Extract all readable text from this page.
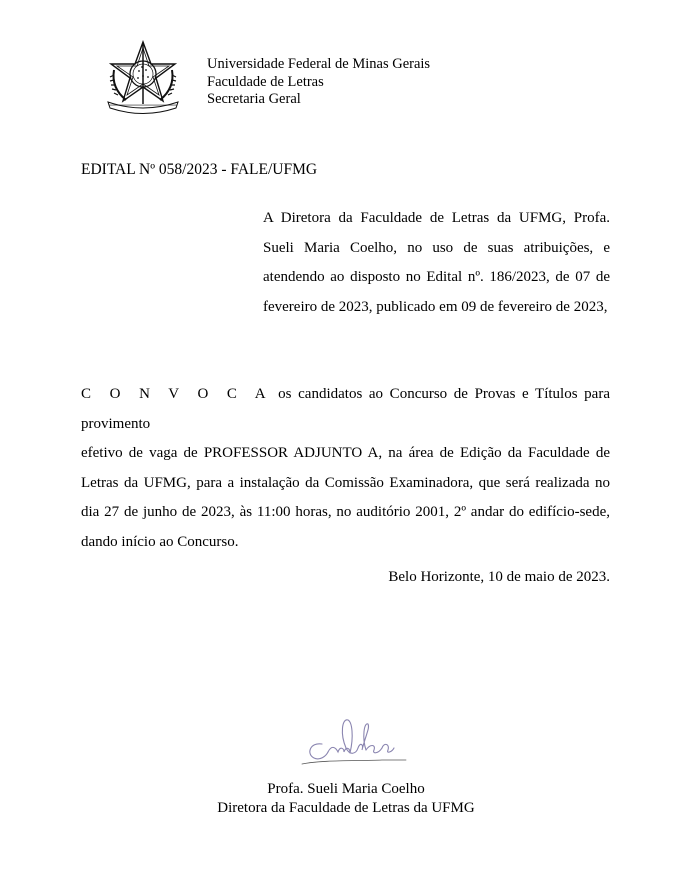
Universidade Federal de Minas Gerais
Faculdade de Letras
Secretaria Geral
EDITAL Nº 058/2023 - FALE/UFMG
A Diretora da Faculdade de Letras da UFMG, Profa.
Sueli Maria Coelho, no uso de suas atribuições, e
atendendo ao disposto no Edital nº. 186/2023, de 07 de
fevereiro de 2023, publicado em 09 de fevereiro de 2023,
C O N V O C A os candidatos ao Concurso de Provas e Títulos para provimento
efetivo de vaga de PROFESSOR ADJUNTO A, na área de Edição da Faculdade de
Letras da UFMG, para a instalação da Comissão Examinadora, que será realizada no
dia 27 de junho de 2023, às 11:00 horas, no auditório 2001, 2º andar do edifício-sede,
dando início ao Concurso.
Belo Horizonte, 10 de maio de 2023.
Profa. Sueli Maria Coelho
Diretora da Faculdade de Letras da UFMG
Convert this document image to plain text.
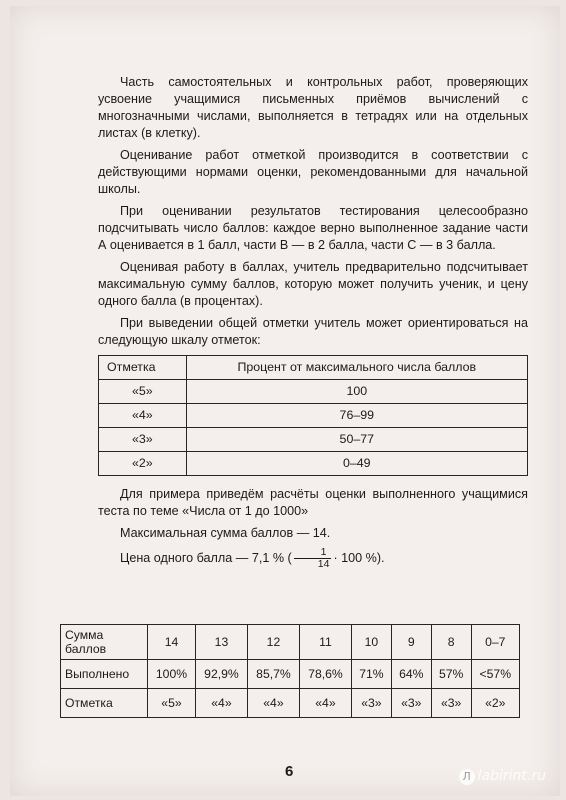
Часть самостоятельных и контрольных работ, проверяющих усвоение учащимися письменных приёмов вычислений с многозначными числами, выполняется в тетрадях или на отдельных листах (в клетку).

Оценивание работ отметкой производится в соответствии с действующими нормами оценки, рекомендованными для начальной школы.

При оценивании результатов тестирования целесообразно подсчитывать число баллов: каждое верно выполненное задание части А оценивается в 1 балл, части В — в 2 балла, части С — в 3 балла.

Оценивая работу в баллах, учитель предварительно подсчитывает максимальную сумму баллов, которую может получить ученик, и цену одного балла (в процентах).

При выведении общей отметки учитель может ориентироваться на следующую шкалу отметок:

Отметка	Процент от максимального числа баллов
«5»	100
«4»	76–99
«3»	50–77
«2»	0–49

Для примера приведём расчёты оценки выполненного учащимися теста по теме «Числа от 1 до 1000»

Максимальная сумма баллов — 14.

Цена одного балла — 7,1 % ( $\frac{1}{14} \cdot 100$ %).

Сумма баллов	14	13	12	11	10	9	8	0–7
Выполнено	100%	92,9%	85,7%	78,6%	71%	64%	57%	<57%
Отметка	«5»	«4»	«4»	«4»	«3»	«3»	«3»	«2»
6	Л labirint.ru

..........

Job: From the records above, pull out each line that has "UFMG".

Reply:
EDITAL Nº 058/2023 - FALE/UFMG
A Diretora da Faculdade de Letras da UFMG, Profa.
Letras da UFMG, para a instalação da Comissão Examinadora, que será realizada no
Diretora da Faculdade de Letras da UFMG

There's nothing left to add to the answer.